Actualisé 06.06.2018 à 11:14

GenèveSécurité du CERN: nouveau mandat contesté

Securitas et Protectas s'insurgent après qu'une entreprise peu implantée dans la région a remporté l'appel d'offres du CERN.

von
mpo
La mandat de sécurité concerne les parties suisse et française du site de recherche.

La mandat de sécurité concerne les parties suisse et française du site de recherche.

DR

Dès le 30 juin, Securitas ne se chargera plus de la sécurité sur le site du CERN. En effet, après un appel d'offres, c'est la filiale genevoise de la société française Goron qui a remporté le mandat de quelque 6 millions de francs annuels. Cette décision fait grincer des dents Securitas et Protectas, toutes deux en lice pour obtenir ce contrat.

Le directeur régional de Securitas, dénonce dans la «Tribune de Genève», des règles d'«attribution du mandat (...) pas claires. Une succession de faits génère des doutes sur l'impartialité de traitement des candidats qui n'ont, par ailleurs, aucun retour ou explication sur le résultat de l'évaluation».

##############################

Travail à réaliser
Poursuivez l'article sur le mandat de sécurité du CERN, en reprenant après sa dernière phrase.

Données de segmentation des pages
##############################

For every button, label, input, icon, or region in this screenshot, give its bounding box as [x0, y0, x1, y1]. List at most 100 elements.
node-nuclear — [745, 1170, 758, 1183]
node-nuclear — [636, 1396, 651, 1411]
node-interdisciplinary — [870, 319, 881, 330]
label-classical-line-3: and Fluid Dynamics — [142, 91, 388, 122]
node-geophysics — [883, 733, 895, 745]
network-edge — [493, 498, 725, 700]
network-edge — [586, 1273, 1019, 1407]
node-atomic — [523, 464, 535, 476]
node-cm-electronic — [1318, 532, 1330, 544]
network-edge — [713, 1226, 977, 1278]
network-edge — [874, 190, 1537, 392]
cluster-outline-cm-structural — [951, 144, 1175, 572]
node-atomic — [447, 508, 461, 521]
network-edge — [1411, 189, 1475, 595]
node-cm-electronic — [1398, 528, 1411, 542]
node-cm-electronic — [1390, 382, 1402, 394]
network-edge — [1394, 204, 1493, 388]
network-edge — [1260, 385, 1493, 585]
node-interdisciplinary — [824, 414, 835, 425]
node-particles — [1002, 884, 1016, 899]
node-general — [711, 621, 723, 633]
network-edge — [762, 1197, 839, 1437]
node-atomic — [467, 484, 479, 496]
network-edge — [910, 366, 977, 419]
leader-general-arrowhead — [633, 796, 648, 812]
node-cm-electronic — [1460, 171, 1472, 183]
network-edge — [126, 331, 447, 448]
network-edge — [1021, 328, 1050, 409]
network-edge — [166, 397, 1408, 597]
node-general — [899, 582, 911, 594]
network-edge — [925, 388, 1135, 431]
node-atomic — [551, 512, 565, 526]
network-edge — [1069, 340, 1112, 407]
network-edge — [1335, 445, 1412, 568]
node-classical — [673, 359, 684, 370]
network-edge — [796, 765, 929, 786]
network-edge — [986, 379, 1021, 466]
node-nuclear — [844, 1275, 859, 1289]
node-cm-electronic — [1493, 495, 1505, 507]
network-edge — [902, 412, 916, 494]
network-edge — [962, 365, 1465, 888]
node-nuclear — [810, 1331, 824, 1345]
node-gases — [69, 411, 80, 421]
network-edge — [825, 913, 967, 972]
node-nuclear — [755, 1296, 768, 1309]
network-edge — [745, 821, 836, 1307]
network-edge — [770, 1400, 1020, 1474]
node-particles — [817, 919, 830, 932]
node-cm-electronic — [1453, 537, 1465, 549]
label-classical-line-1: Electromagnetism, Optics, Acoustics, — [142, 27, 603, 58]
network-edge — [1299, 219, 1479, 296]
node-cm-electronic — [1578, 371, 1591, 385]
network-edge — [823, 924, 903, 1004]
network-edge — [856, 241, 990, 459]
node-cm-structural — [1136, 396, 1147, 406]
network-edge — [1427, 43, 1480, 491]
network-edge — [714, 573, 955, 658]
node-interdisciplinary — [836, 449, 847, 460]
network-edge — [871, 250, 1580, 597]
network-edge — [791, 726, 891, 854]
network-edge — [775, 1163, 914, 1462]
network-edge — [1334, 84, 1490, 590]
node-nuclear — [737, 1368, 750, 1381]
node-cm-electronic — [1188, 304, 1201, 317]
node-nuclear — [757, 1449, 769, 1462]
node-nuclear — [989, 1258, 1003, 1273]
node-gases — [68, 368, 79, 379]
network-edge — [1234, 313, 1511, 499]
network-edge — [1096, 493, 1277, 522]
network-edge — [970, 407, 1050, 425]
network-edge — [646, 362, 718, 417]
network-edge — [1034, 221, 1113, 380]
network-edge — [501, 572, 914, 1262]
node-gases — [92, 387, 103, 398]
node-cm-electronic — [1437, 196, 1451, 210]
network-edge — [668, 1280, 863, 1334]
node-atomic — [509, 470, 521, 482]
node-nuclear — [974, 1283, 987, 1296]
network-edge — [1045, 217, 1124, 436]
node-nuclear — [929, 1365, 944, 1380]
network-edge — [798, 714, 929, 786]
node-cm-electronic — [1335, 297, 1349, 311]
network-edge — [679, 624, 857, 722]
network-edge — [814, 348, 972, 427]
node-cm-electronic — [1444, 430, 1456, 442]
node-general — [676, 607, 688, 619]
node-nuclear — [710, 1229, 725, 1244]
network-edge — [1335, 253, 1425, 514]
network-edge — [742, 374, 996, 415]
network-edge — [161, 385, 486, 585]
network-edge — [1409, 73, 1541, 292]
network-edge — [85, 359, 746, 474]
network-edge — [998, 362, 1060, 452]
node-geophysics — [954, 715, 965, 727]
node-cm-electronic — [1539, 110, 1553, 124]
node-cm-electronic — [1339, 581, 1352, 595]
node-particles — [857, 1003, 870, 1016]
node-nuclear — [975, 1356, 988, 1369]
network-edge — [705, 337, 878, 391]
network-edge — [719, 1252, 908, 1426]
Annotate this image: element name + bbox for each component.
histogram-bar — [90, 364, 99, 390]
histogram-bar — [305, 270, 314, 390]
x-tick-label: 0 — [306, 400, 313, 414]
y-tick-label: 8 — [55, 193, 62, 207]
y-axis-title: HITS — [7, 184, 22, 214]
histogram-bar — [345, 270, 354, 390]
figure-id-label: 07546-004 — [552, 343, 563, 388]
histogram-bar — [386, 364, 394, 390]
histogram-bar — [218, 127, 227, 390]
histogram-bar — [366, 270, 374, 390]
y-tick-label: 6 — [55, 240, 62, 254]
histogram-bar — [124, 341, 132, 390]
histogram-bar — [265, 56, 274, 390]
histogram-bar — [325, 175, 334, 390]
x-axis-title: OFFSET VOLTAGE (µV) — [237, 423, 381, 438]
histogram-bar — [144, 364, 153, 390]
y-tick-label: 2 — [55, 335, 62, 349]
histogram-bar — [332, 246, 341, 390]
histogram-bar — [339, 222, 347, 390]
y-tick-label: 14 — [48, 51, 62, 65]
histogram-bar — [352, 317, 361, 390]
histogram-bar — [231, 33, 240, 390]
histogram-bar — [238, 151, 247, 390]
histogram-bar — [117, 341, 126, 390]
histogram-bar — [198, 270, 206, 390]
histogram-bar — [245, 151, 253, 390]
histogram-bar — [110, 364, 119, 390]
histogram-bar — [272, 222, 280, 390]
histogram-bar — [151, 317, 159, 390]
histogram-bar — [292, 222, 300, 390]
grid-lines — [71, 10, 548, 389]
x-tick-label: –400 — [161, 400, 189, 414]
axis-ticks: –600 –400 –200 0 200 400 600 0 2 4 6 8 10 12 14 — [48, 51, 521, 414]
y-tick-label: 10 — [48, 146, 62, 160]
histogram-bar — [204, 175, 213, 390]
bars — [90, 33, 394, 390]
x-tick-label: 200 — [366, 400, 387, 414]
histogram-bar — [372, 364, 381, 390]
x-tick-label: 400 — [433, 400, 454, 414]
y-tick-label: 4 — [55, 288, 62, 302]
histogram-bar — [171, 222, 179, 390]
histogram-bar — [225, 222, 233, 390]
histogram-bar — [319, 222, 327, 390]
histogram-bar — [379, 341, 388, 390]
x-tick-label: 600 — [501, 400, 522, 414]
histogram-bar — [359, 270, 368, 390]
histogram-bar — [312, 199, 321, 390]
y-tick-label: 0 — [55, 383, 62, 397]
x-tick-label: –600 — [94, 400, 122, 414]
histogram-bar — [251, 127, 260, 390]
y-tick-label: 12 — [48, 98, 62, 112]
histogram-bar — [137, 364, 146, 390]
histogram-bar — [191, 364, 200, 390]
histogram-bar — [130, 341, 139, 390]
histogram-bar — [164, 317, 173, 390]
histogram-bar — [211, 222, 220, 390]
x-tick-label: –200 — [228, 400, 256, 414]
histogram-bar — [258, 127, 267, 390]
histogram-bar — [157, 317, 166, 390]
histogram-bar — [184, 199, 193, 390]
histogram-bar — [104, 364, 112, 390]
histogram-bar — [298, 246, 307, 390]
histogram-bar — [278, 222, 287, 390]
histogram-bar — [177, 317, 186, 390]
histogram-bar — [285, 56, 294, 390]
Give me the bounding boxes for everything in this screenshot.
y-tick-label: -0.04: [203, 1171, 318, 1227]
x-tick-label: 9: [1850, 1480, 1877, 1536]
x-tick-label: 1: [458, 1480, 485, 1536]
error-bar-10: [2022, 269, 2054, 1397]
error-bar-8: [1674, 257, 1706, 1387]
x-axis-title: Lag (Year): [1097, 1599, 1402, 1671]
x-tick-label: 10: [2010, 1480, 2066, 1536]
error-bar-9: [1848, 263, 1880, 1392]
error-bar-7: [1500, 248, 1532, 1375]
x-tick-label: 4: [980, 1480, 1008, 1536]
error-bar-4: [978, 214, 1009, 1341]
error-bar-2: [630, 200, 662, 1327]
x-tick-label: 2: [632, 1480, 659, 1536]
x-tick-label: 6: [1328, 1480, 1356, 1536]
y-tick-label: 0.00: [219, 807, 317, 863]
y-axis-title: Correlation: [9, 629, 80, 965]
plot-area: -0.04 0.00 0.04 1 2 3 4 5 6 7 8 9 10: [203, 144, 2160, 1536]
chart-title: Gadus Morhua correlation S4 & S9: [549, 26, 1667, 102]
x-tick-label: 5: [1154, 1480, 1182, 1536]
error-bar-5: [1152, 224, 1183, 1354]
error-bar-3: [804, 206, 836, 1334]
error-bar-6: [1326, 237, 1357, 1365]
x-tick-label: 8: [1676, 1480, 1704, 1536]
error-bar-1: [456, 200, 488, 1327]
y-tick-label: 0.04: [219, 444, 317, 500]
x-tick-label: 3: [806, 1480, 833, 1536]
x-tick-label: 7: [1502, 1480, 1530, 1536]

##############################

Zone de réponse
Peu d'expérience à Genève

Protectas lui emboîte le pas. Elle ajoute aux doléances le fait que Goron est installée de fraîche date dans le canton: «Cette société est parfaitement inconnue sur la place et son effectif actuel serait inférieur à 40 agents, alors que le mandat de sécurité du CERN nécessite (...) au moins 80 agents. Comment le CERN peut-il confier la sécurité de son site à cette société alors qu'un des critères d'adjudication était la capacité opérationnelle actuelle du postulant?» précise son directeur régional.

Face à eux, le CERN se défend de «tout manque de clarté». D'autre part, la société Goron indique qu'elle est prête à engager les personnes licenciées à la suite de la perte du mandat par Securitas afin de disposer de l'effectif adéquat. Au total, une cinquantaine d'employés est prévue pour effectuer la surveillance aujourd'hui assurée par 80 agents de Securitas.

Securitas prévient d'ores et déjà qu'elle va saisir l'Office cantonal d'inspection des relations du travail et la commission paritaire de la branche.